Aim of the task – The records below are to be repeated in full, exactly as they are.

Records for processing –
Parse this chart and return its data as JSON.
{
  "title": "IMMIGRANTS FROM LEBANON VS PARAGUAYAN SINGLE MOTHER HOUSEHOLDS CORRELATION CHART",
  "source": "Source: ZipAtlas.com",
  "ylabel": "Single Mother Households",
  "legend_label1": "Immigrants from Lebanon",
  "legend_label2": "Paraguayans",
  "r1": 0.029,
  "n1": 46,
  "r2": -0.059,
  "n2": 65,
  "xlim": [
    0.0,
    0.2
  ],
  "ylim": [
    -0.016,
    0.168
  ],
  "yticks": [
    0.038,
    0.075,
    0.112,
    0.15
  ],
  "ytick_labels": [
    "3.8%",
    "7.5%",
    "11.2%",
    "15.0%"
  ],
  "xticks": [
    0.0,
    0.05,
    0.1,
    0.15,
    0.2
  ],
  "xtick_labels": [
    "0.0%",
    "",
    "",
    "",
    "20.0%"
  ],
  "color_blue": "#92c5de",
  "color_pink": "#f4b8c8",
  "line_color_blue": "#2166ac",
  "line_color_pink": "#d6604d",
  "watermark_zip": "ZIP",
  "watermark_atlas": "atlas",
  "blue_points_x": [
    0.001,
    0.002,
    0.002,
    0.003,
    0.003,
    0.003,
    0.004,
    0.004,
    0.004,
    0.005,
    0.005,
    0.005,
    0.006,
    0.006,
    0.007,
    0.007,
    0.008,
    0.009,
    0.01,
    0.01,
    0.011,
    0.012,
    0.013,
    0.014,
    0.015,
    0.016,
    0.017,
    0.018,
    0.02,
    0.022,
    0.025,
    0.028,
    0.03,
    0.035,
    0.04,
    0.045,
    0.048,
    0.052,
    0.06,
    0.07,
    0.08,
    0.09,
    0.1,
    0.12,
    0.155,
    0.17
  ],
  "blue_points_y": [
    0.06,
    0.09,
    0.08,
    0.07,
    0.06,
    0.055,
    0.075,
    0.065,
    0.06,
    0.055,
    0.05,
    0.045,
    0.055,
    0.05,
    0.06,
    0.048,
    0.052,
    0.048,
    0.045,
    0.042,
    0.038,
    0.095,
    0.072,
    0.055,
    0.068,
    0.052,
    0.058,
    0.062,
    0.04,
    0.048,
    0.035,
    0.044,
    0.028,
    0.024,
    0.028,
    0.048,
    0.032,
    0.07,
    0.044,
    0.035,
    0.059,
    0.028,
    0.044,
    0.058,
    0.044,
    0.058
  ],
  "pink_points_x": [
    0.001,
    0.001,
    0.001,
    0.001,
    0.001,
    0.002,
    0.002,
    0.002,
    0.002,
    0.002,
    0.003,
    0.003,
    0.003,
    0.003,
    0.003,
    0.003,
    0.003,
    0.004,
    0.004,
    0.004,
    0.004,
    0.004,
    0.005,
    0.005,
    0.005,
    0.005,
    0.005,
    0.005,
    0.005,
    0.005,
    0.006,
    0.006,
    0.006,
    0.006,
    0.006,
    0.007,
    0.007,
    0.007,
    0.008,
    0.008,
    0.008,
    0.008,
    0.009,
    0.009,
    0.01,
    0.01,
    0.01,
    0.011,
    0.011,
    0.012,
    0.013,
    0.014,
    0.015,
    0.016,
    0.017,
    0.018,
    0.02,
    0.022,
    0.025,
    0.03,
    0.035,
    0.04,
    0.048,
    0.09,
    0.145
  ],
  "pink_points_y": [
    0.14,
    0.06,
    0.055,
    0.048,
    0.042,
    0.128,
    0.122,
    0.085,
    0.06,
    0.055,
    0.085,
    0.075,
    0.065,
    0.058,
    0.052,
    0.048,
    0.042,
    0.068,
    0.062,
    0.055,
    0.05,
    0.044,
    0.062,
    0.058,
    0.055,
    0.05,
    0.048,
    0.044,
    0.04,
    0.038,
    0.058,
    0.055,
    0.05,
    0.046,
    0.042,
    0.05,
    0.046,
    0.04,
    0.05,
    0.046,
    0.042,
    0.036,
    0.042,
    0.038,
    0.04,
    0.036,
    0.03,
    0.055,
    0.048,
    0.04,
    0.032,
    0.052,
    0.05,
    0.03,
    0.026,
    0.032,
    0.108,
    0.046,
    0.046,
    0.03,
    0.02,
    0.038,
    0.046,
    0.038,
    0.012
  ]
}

Response –
Parse this chart and return its data as JSON.
{
  "title": "IMMIGRANTS FROM LEBANON VS PARAGUAYAN SINGLE MOTHER HOUSEHOLDS CORRELATION CHART",
  "source": "Source: ZipAtlas.com",
  "ylabel": "Single Mother Households",
  "legend_label1": "Immigrants from Lebanon",
  "legend_label2": "Paraguayans",
  "r1": 0.029,
  "n1": 46,
  "r2": -0.059,
  "n2": 65,
  "xlim": [
    0.0,
    0.2
  ],
  "ylim": [
    -0.016,
    0.168
  ],
  "yticks": [
    0.038,
    0.075,
    0.112,
    0.15
  ],
  "ytick_labels": [
    "3.8%",
    "7.5%",
    "11.2%",
    "15.0%"
  ],
  "xticks": [
    0.0,
    0.05,
    0.1,
    0.15,
    0.2
  ],
  "xtick_labels": [
    "0.0%",
    "",
    "",
    "",
    "20.0%"
  ],
  "color_blue": "#92c5de",
  "color_pink": "#f4b8c8",
  "line_color_blue": "#2166ac",
  "line_color_pink": "#d6604d",
  "watermark_zip": "ZIP",
  "watermark_atlas": "atlas",
  "blue_points_x": [
    0.001,
    0.002,
    0.002,
    0.003,
    0.003,
    0.003,
    0.004,
    0.004,
    0.004,
    0.005,
    0.005,
    0.005,
    0.006,
    0.006,
    0.007,
    0.007,
    0.008,
    0.009,
    0.01,
    0.01,
    0.011,
    0.012,
    0.013,
    0.014,
    0.015,
    0.016,
    0.017,
    0.018,
    0.02,
    0.022,
    0.025,
    0.028,
    0.03,
    0.035,
    0.04,
    0.045,
    0.048,
    0.052,
    0.06,
    0.07,
    0.08,
    0.09,
    0.1,
    0.12,
    0.155,
    0.17
  ],
  "blue_points_y": [
    0.06,
    0.09,
    0.08,
    0.07,
    0.06,
    0.055,
    0.075,
    0.065,
    0.06,
    0.055,
    0.05,
    0.045,
    0.055,
    0.05,
    0.06,
    0.048,
    0.052,
    0.048,
    0.045,
    0.042,
    0.038,
    0.095,
    0.072,
    0.055,
    0.068,
    0.052,
    0.058,
    0.062,
    0.04,
    0.048,
    0.035,
    0.044,
    0.028,
    0.024,
    0.028,
    0.048,
    0.032,
    0.07,
    0.044,
    0.035,
    0.059,
    0.028,
    0.044,
    0.058,
    0.044,
    0.058
  ],
  "pink_points_x": [
    0.001,
    0.001,
    0.001,
    0.001,
    0.001,
    0.002,
    0.002,
    0.002,
    0.002,
    0.002,
    0.003,
    0.003,
    0.003,
    0.003,
    0.003,
    0.003,
    0.003,
    0.004,
    0.004,
    0.004,
    0.004,
    0.004,
    0.005,
    0.005,
    0.005,
    0.005,
    0.005,
    0.005,
    0.005,
    0.005,
    0.006,
    0.006,
    0.006,
    0.006,
    0.006,
    0.007,
    0.007,
    0.007,
    0.008,
    0.008,
    0.008,
    0.008,
    0.009,
    0.009,
    0.01,
    0.01,
    0.01,
    0.011,
    0.011,
    0.012,
    0.013,
    0.014,
    0.015,
    0.016,
    0.017,
    0.018,
    0.02,
    0.022,
    0.025,
    0.03,
    0.035,
    0.04,
    0.048,
    0.09,
    0.145
  ],
  "pink_points_y": [
    0.14,
    0.06,
    0.055,
    0.048,
    0.042,
    0.128,
    0.122,
    0.085,
    0.06,
    0.055,
    0.085,
    0.075,
    0.065,
    0.058,
    0.052,
    0.048,
    0.042,
    0.068,
    0.062,
    0.055,
    0.05,
    0.044,
    0.062,
    0.058,
    0.055,
    0.05,
    0.048,
    0.044,
    0.04,
    0.038,
    0.058,
    0.055,
    0.05,
    0.046,
    0.042,
    0.05,
    0.046,
    0.04,
    0.05,
    0.046,
    0.042,
    0.036,
    0.042,
    0.038,
    0.04,
    0.036,
    0.03,
    0.055,
    0.048,
    0.04,
    0.032,
    0.052,
    0.05,
    0.03,
    0.026,
    0.032,
    0.108,
    0.046,
    0.046,
    0.03,
    0.02,
    0.038,
    0.046,
    0.038,
    0.012
  ]
}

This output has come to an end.